TASK GOAL >> Write out each line that follows exactly as it stands, without the pictures.

Records from a data collection
================

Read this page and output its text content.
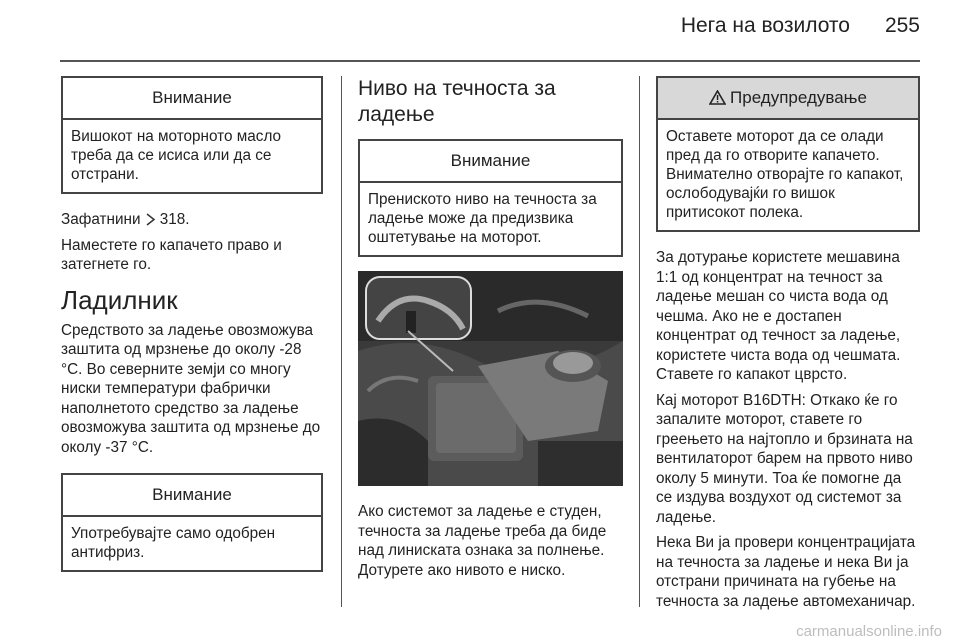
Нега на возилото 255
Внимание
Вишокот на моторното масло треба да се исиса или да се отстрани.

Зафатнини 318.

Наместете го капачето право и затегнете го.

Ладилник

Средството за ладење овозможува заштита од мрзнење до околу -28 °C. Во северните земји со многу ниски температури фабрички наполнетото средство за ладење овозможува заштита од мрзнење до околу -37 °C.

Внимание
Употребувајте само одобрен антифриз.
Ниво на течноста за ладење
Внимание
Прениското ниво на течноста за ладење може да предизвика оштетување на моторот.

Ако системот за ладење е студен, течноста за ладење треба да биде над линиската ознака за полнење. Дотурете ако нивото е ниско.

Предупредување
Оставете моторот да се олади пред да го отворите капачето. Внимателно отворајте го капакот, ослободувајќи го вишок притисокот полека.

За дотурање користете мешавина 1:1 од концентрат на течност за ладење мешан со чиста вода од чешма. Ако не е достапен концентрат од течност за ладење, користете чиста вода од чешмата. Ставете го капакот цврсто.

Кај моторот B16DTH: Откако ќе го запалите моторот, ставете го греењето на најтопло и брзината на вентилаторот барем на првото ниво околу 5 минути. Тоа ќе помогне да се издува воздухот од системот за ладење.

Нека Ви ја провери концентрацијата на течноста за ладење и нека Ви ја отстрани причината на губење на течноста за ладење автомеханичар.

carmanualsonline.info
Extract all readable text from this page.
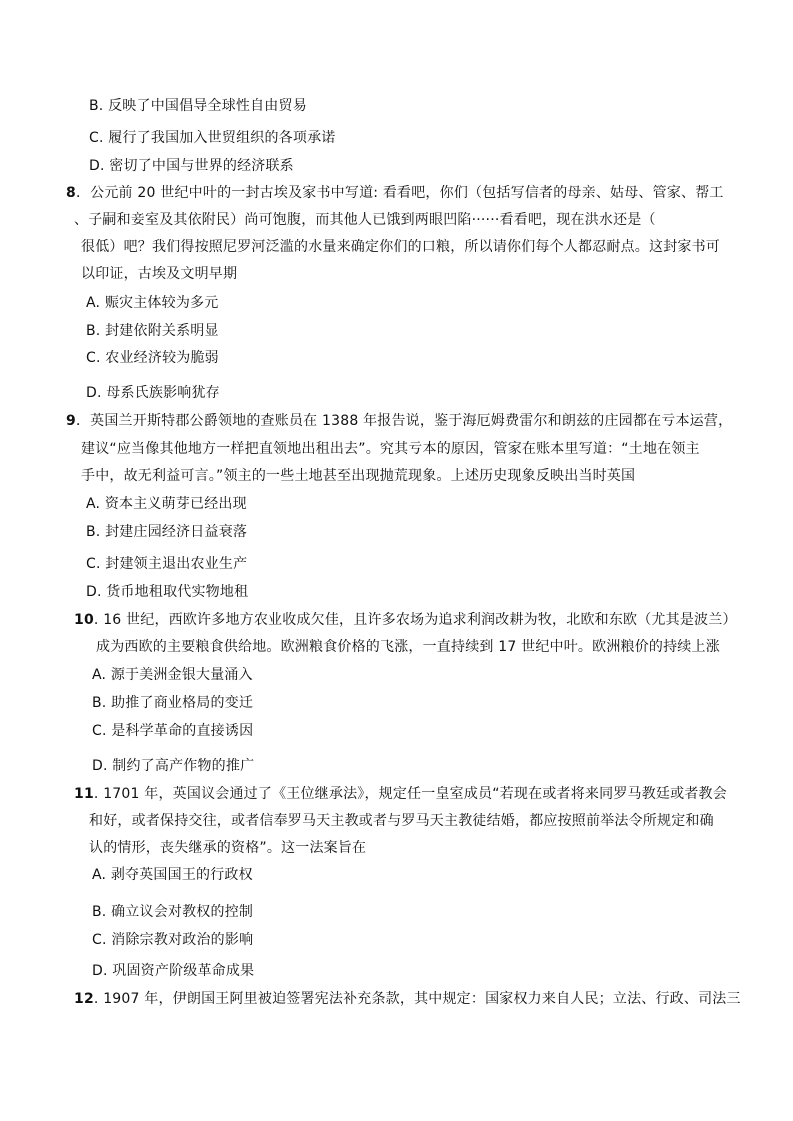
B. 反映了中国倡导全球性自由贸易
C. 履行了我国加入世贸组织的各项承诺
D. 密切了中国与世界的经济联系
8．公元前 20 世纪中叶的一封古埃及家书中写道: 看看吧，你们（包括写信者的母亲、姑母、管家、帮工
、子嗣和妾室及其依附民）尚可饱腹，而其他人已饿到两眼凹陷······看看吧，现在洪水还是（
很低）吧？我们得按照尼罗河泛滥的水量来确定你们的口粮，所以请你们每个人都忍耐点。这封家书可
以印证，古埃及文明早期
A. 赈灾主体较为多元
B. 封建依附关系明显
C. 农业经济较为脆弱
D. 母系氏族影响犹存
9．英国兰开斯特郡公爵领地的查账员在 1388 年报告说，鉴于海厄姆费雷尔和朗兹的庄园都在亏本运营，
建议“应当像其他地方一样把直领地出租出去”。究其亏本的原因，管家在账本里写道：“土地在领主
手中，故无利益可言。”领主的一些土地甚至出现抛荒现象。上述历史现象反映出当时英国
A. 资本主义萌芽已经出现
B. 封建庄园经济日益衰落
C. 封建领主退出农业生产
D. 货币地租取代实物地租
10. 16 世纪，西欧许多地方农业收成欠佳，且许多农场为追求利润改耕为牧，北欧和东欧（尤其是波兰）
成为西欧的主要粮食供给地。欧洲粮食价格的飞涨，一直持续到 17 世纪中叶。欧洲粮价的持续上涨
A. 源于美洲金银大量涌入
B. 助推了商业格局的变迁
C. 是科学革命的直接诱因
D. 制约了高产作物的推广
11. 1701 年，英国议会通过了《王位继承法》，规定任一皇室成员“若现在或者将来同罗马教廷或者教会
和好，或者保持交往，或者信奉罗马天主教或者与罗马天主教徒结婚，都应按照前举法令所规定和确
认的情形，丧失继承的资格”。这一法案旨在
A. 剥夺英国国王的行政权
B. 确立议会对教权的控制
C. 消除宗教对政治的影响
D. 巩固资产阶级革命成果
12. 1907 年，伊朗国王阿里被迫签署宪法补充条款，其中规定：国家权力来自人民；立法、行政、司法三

================

WRITTEN RESPONSE >>
Read this page and output its text content.
Нега на возилото 255
Внимание
Вишокот на моторното масло треба да се исиса или да се отстрани.

Зафатнини 318.

Наместете го капачето право и затегнете го.

Ладилник

Средството за ладење овозможува заштита од мрзнење до околу -28 °C. Во северните земји со многу ниски температури фабрички наполнетото средство за ладење овозможува заштита од мрзнење до околу -37 °C.

Внимание
Употребувајте само одобрен антифриз.
Ниво на течноста за ладење
Внимание
Прениското ниво на течноста за ладење може да предизвика оштетување на моторот.

Ако системот за ладење е студен, течноста за ладење треба да биде над линиската ознака за полнење. Дотурете ако нивото е ниско.

Предупредување
Оставете моторот да се олади пред да го отворите капачето. Внимателно отворајте го капакот, ослободувајќи го вишок притисокот полека.

За дотурање користете мешавина 1:1 од концентрат на течност за ладење мешан со чиста вода од чешма. Ако не е достапен концентрат од течност за ладење, користете чиста вода од чешмата. Ставете го капакот цврсто.

Кај моторот B16DTH: Откако ќе го запалите моторот, ставете го греењето на најтопло и брзината на вентилаторот барем на првото ниво околу 5 минути. Тоа ќе помогне да се издува воздухот од системот за ладење.

Нека Ви ја провери концентрацијата на течноста за ладење и нека Ви ја отстрани причината на губење на течноста за ладење автомеханичар.

carmanualsonline.info
Extract all readable text from this page.
B. 反映了中国倡导全球性自由贸易
C. 履行了我国加入世贸组织的各项承诺
D. 密切了中国与世界的经济联系
8．公元前 20 世纪中叶的一封古埃及家书中写道: 看看吧，你们（包括写信者的母亲、姑母、管家、帮工
、子嗣和妾室及其依附民）尚可饱腹，而其他人已饿到两眼凹陷······看看吧，现在洪水还是（
很低）吧？我们得按照尼罗河泛滥的水量来确定你们的口粮，所以请你们每个人都忍耐点。这封家书可
以印证，古埃及文明早期
A. 赈灾主体较为多元
B. 封建依附关系明显
C. 农业经济较为脆弱
D. 母系氏族影响犹存
9．英国兰开斯特郡公爵领地的查账员在 1388 年报告说，鉴于海厄姆费雷尔和朗兹的庄园都在亏本运营，
建议“应当像其他地方一样把直领地出租出去”。究其亏本的原因，管家在账本里写道：“土地在领主
手中，故无利益可言。”领主的一些土地甚至出现抛荒现象。上述历史现象反映出当时英国
A. 资本主义萌芽已经出现
B. 封建庄园经济日益衰落
C. 封建领主退出农业生产
D. 货币地租取代实物地租
10. 16 世纪，西欧许多地方农业收成欠佳，且许多农场为追求利润改耕为牧，北欧和东欧（尤其是波兰）
成为西欧的主要粮食供给地。欧洲粮食价格的飞涨，一直持续到 17 世纪中叶。欧洲粮价的持续上涨
A. 源于美洲金银大量涌入
B. 助推了商业格局的变迁
C. 是科学革命的直接诱因
D. 制约了高产作物的推广
11. 1701 年，英国议会通过了《王位继承法》，规定任一皇室成员“若现在或者将来同罗马教廷或者教会
和好，或者保持交往，或者信奉罗马天主教或者与罗马天主教徒结婚，都应按照前举法令所规定和确
认的情形，丧失继承的资格”。这一法案旨在
A. 剥夺英国国王的行政权
B. 确立议会对教权的控制
C. 消除宗教对政治的影响
D. 巩固资产阶级革命成果
12. 1907 年，伊朗国王阿里被迫签署宪法补充条款，其中规定：国家权力来自人民；立法、行政、司法三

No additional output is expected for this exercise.